▸ REQUIRED WORK:
1. Decide whether each statement below agrees with the NCBI e-utilities post that follows. Answer yes or no for each, and quote the words from the post that settle it. (a) The writer intends to look at the biosample to find the environmental source. (b) The isolation source shown for the sample is gill tissue. (c) The altitude given for the sample is 0 m.
2. Using the NCBI e-utilities post below, answer these questions, marking each answer with the same letter.
(a) Which database does the esearch command search?
(b) What host is recorded for the sample?
(c) What collection date is recorded?
3. Carry on the NCBI e-utilities post below from the point where it stops.

▸ SUPPLIED PASSAGE:
Let's say I would like to download from NCBI all genomes obtained for marine bacterial (or soil or gut associated). I figured that e-utilities could work for me.
Now, to get the information concerning the environmental source I should check the biosample. So I would do something like:
esearch -db biosample -query "marine" | efetch -format tabular 1: Photobacterium sanguinicancer CAIM 1827T Identifiers: BioSample: SAMN04252530; Sample name: CAIM1827T.1; SRA: SRS1159004 Organism: Photobacterium sanguinicancri Attributes: /strain="CAIM 1827" /host="Maja brachydactyla" /isolation source="Hemolymph" /collection date="06-Dec-2005" /geographic location="Spain: Ria a Coruna" /sample type="Bacterium" /altitude="0 m" /biomaterial provider="Collection of Aquatic Important Microorganisms" /culture collection="not applicable" /environment biome="marine" /host tissue sampled="hemolymph" /identified by="Bruno Gomez-Gil" /latitude and longitude="43.21 N 8.2200 W" /specimen voucher="not applicable" Description: Draft genome of Photobacterium sanguinicancer type strain CAIM 1827T Accession: SAMN04252530 ID: 4252530 .....

▸ Records from a dataset:

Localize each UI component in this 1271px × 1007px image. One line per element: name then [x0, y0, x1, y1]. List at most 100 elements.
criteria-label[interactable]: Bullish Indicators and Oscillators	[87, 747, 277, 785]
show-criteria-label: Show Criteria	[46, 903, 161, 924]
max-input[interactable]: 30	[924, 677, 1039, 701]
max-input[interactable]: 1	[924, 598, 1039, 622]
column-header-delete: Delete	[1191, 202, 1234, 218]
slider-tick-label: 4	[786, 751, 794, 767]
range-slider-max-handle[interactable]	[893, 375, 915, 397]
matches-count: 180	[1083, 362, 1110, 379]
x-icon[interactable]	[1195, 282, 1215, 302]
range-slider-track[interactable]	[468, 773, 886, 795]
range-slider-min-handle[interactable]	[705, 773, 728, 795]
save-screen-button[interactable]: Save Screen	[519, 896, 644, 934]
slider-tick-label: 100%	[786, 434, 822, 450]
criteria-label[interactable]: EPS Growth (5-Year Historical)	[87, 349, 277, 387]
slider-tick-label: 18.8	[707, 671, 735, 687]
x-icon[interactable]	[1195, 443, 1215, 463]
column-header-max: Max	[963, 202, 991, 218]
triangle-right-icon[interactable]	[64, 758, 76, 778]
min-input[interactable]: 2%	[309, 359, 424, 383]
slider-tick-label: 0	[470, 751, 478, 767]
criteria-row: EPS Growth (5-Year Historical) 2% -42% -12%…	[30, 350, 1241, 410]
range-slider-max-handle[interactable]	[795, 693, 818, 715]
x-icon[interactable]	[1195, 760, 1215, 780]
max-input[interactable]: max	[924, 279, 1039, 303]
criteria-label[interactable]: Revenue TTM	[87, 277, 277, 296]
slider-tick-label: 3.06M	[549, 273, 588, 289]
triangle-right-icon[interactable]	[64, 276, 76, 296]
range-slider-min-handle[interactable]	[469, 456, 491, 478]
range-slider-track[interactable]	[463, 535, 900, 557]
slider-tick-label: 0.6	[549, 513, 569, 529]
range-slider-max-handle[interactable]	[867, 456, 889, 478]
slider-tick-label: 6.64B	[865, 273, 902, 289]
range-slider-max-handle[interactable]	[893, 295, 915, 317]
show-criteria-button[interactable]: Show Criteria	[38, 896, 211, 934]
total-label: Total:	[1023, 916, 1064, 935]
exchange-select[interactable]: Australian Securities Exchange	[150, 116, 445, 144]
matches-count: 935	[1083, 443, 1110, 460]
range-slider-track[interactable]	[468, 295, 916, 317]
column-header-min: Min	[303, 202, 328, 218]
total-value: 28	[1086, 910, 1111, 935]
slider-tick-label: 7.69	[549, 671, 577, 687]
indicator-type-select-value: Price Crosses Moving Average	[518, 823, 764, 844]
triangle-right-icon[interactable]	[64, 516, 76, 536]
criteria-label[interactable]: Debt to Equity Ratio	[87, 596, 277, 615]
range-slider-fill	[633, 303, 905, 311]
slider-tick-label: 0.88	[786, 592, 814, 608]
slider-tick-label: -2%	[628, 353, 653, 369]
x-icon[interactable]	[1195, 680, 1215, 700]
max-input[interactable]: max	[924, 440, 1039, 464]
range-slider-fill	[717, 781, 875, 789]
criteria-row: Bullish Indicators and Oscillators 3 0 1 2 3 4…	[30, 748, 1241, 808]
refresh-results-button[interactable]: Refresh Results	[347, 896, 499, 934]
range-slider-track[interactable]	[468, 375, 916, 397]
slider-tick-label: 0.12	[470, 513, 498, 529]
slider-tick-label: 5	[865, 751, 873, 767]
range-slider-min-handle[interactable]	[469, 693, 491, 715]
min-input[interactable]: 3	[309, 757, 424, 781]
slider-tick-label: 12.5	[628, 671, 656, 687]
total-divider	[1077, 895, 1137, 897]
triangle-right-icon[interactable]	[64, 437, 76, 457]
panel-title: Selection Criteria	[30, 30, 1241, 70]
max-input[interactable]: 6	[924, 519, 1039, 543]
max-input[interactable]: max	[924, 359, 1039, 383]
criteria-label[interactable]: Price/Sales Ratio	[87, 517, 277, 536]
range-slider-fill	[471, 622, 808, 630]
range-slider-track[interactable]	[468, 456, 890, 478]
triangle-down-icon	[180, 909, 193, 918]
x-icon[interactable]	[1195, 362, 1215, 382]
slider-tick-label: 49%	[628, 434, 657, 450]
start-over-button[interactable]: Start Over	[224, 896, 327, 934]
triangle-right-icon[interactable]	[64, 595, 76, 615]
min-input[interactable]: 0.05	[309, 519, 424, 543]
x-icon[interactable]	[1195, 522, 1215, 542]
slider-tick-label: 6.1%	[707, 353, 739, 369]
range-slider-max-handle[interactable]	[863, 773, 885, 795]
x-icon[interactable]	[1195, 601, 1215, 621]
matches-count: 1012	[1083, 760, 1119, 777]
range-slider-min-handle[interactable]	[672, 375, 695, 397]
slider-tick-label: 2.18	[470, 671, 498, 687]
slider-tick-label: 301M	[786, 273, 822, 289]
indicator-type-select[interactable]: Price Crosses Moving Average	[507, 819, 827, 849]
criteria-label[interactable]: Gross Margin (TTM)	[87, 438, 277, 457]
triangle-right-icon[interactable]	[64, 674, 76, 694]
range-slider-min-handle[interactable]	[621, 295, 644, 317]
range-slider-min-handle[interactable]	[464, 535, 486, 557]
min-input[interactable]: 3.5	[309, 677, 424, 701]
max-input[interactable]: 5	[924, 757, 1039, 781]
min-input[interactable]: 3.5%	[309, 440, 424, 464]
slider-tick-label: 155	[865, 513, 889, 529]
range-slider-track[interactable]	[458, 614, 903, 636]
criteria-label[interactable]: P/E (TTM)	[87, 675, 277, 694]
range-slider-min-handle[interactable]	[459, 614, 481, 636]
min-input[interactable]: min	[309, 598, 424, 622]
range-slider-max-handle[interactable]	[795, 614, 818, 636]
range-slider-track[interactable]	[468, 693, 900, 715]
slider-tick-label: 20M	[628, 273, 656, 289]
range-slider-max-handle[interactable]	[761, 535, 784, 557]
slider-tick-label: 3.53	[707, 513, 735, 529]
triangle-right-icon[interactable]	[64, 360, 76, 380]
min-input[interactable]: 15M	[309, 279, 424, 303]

▸ ANSWERS BELOW:
1.
(a) Yes: "to get the information concerning the environmental source I should check the biosample"
(b) No: "/isolation source="Hemolymph""
(c) Yes: "/altitude="0 m""

2.
(a) biosample
(b) Maja brachydactyla
(c) 06-Dec-2005

3.
Now, I would like to either download this assemblies/SRA or to access them, and this is making me quite confused.
As far as I can read, I could use
efetch, to retrieve sequences. However, there seem to be not direct link between querying biosamples and accessing the data via e-utilities.
Is someone out there taht could illuminate me?